Instead of replacing the transformer, you could add an isolation transformer between the line and the primary of your transformer. I find transformers with dual primaries useful for this. One primary to the line and the other primary becomes a secondary. Or, you can try to find a transformer designed specifically for isolation. Of course, you have to find room to hide it in the set somewhere.

The isolation transformer must have a high enough power rating for the job. If the isolation transformer core is about the same thickness (or thicker) as the transformer on your set, then you should be good to go.

Tony

Don't just check the primary to HV secondary. Check the primary to the recifier filament winding, and to ground.

:Don't just check the primary to HV secondary. Check the primary to the recifier filament winding, and to ground.
:Tony and Thomas, Thanks a million for all your help. I know next to nothing about tube circuits. I'm a retired main frame computer tech ('63 to '97) so I've had lots of troubleshooting time, but nothing with tubes. My only exposure to radios was in the army in the '50's as a high speed morse operator. I checked the transformer as you suggested but didn't find any shorts to the primary. I discovered why I wasn't getting a shock from the chassis. I said that there was 451 ma to ground and that was wrong, It's only 4 ma. 451 at 260 volts would give you a real wake up call but 4 wont. the power plug orientation gives me 122 vac on the chassis one way, and 241 mv the other way with the swithc off. So, I think that my problem is with the circuitry and not the transformer. I have not had any luck finding it though. One more question: should the tuning capacitor be isolated from the chassis? Zenith mounted it with rubber washers which are really in sad shape after 69 years and it's not isolated now if it ever was. the isolation transformer sounds like a good idea. It's a console cabinet so I have plenty of room to hide it. I bought this radio at an auction in 1966 for $3.00. It's been sitting around not being molested since then. I've restored the cabinet to its' original ebony finish and now I'm ready to put it in service in our basement bar. Thanks again for all your help. If I ever find the real problem I'll let you know.

DATA TO EXAMINE
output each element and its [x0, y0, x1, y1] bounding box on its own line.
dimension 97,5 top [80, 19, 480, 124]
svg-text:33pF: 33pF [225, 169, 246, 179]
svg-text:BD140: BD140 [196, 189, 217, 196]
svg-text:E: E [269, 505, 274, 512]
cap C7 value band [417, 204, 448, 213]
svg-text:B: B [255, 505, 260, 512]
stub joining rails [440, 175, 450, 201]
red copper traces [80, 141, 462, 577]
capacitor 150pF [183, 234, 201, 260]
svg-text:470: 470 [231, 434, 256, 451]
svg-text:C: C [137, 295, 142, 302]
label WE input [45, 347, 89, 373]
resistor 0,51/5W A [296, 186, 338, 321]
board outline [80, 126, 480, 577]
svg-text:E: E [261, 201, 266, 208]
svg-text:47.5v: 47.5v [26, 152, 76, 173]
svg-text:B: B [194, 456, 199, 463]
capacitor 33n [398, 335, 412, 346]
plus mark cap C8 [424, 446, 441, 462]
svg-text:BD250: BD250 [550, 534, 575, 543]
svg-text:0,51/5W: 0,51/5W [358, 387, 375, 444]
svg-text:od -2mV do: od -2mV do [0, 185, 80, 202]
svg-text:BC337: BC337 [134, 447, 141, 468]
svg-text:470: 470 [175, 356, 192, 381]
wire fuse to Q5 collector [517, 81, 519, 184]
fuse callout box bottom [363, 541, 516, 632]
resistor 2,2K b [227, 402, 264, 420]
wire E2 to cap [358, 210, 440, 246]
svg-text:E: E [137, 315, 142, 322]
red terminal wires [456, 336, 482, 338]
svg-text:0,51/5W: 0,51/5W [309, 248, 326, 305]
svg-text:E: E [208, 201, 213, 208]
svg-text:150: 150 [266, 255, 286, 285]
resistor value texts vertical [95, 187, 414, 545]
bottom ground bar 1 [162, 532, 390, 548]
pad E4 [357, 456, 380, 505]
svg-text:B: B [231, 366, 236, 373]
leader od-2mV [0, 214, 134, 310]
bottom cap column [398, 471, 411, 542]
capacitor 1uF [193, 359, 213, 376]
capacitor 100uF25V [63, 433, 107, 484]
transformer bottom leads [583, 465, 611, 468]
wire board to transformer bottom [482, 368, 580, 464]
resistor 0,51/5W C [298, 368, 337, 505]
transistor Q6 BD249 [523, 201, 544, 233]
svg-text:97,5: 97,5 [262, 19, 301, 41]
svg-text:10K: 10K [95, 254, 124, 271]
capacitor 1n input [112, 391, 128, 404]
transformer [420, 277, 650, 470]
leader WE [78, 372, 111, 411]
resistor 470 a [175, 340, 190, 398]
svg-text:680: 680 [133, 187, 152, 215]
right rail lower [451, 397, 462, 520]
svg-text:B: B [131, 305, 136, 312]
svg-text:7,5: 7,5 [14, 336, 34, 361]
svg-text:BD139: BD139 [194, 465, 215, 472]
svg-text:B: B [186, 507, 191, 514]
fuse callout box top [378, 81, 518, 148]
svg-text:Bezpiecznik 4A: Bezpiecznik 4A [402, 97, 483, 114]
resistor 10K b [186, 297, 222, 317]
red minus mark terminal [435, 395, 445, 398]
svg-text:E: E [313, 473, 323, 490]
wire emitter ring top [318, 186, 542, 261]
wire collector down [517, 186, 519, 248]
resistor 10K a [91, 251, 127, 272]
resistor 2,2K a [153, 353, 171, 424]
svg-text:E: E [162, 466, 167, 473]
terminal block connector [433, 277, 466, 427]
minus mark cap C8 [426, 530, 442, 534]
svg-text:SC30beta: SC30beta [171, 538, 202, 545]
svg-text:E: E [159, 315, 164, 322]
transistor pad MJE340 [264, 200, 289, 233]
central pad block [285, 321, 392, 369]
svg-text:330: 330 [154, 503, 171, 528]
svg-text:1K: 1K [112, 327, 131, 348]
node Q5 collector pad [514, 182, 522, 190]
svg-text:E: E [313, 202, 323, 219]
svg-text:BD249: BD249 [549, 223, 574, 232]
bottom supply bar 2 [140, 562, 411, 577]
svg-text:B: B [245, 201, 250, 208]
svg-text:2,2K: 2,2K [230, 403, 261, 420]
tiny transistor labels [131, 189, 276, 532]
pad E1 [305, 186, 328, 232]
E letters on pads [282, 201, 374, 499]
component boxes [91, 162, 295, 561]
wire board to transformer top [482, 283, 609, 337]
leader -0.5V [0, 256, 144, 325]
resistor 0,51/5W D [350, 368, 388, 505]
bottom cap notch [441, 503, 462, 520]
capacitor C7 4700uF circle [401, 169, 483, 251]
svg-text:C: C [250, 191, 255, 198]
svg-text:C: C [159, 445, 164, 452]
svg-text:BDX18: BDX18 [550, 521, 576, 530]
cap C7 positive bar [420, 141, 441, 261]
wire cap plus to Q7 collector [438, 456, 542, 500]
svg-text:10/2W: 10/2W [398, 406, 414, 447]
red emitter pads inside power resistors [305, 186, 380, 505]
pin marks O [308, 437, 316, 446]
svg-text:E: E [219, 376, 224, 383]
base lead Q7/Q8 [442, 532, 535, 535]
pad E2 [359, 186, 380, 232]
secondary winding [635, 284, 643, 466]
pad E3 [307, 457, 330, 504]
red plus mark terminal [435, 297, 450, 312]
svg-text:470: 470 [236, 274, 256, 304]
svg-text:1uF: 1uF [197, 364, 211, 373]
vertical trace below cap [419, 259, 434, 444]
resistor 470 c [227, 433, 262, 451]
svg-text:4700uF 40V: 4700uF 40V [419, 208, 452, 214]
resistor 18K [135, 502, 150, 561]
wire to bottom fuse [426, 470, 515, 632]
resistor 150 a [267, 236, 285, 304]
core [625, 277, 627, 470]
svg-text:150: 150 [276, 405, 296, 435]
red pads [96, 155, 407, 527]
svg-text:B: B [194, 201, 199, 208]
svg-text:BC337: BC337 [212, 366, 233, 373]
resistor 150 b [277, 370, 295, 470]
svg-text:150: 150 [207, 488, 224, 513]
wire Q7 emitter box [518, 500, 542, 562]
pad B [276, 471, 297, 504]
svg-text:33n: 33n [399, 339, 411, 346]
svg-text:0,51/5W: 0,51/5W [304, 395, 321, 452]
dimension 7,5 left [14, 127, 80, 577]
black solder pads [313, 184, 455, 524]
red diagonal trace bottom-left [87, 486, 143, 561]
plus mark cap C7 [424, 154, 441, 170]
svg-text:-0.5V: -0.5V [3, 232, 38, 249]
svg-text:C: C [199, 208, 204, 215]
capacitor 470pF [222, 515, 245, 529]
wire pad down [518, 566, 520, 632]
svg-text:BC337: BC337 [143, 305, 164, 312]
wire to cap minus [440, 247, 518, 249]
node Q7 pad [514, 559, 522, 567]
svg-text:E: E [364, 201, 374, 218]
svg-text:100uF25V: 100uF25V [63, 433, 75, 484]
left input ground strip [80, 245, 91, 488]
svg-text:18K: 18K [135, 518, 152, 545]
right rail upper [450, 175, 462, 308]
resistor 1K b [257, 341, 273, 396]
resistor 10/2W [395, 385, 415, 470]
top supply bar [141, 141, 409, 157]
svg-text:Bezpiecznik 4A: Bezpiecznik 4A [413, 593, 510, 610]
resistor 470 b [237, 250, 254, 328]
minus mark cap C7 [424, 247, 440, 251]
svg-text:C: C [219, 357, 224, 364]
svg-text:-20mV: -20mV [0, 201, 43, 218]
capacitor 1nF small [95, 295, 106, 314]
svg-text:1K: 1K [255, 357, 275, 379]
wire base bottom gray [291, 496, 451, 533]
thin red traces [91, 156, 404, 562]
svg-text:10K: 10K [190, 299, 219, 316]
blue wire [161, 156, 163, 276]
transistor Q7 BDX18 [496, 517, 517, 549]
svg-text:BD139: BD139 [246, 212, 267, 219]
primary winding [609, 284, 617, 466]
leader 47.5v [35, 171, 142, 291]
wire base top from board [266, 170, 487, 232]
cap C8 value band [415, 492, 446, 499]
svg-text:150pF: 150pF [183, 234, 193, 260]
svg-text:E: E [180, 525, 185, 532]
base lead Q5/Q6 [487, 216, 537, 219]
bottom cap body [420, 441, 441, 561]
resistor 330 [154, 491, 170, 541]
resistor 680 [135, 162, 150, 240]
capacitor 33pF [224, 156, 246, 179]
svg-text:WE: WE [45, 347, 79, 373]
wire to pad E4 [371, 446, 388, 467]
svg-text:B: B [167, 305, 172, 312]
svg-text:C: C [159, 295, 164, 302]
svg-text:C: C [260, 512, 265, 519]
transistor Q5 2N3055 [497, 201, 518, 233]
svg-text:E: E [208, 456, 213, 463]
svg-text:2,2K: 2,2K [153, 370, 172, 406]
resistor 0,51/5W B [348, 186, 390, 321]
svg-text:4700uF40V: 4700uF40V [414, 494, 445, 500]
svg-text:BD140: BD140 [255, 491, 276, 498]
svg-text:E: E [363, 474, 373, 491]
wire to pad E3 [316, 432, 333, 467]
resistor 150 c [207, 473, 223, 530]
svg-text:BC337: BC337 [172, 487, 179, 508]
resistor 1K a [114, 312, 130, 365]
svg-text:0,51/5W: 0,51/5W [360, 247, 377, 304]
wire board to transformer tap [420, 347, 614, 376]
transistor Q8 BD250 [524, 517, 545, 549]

DIRECTIONS
• 1. Write out the part of the radio repair thread starting at "Instead of replacing" and ending at "good to go.".
• 2. Answer these questions from the radio repair thread.
(a) What kind of transformer does the first reply say is useful for adding isolation?
(b) During which years did the radio's owner work as a mainframe computer tech?
(c) In what year did the owner buy the radio at auction, and for how much?

ANSWERS BY TASK
• 1.
Instead of replacing the transformer, you could add an isolation transformer between the line and the primary of your transformer. I find transformers with dual primaries useful for this. One primary to the line and the other primary becomes a secondary. Or, you can try to find a transformer designed specifically for isolation. Of course, you have to find room to hide it in the set somewhere.

The isolation transformer must have a high enough power rating for the job. If the isolation transformer core is about the same thickness (or thicker) as the transformer on your set, then you should be good to go.

• 2.
(a) Transformers with dual primaries.
(b) From '63 to '97.
(c) In 1966, for $3.00.